**Brief**
Within the listing below, locate all lines containing the word "พระองค". Copy each one.

Stored entries:
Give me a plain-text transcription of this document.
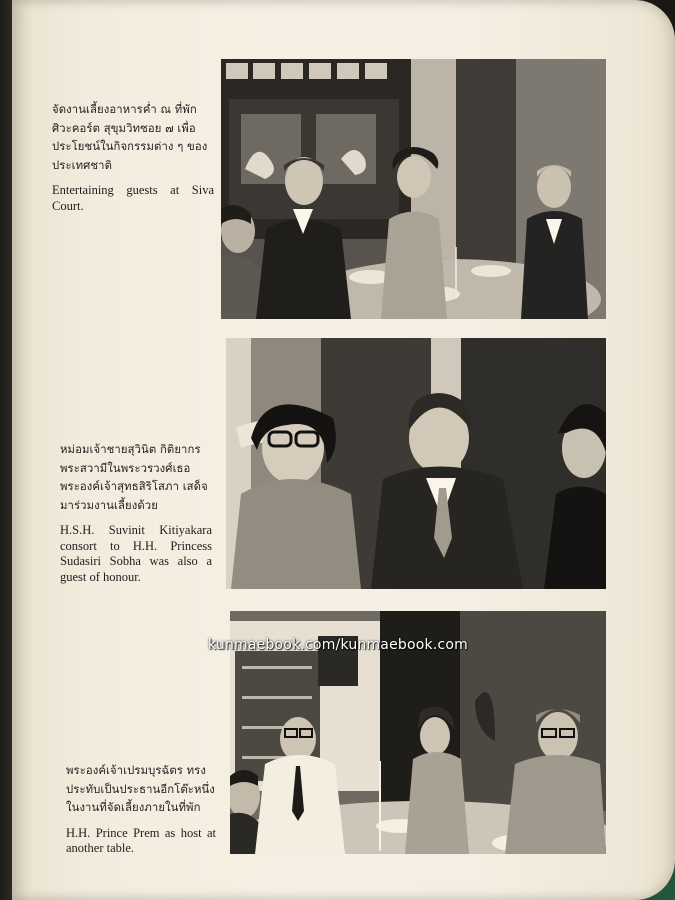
จัดงานเลี้ยงอาหารค่ำ ณ ที่พัก ศิวะคอร์ต สุขุมวิทซอย ๗ เพื่อ ประโยชน์ในกิจกรรมต่าง ๆ ของ ประเทศชาติ

Entertaining guests at Siva Court.

หม่อมเจ้าชายสุวินิต กิติยากร พระสวามีในพระวรวงศ์เธอ พระองค์เจ้าสุทธสิริโสภา เสด็จ มาร่วมงานเลี้ยงด้วย

H.S.H. Suvinit Kitiyakara consort to H.H. Princess Sudasiri Sobha was also a guest of honour.

พระองค์เจ้าเปรมบุรฉัตร ทรง ประทับเป็นประธานอีกโต๊ะหนึ่ง ในงานที่จัดเลี้ยงภายในที่พัก

H.H. Prince Prem as host at another table.

kunmaebook.com/kunmaebook.com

**Solved problem**
หม่อมเจ้าชายสุวินิต กิติยากร พระสวามีในพระวรวงศ์เธอ พระองค์เจ้าสุทธสิริโสภา เสด็จ มาร่วมงานเลี้ยงด้วย
พระองค์เจ้าเปรมบุรฉัตร ทรง ประทับเป็นประธานอีกโต๊ะหนึ่ง ในงานที่จัดเลี้ยงภายในที่พัก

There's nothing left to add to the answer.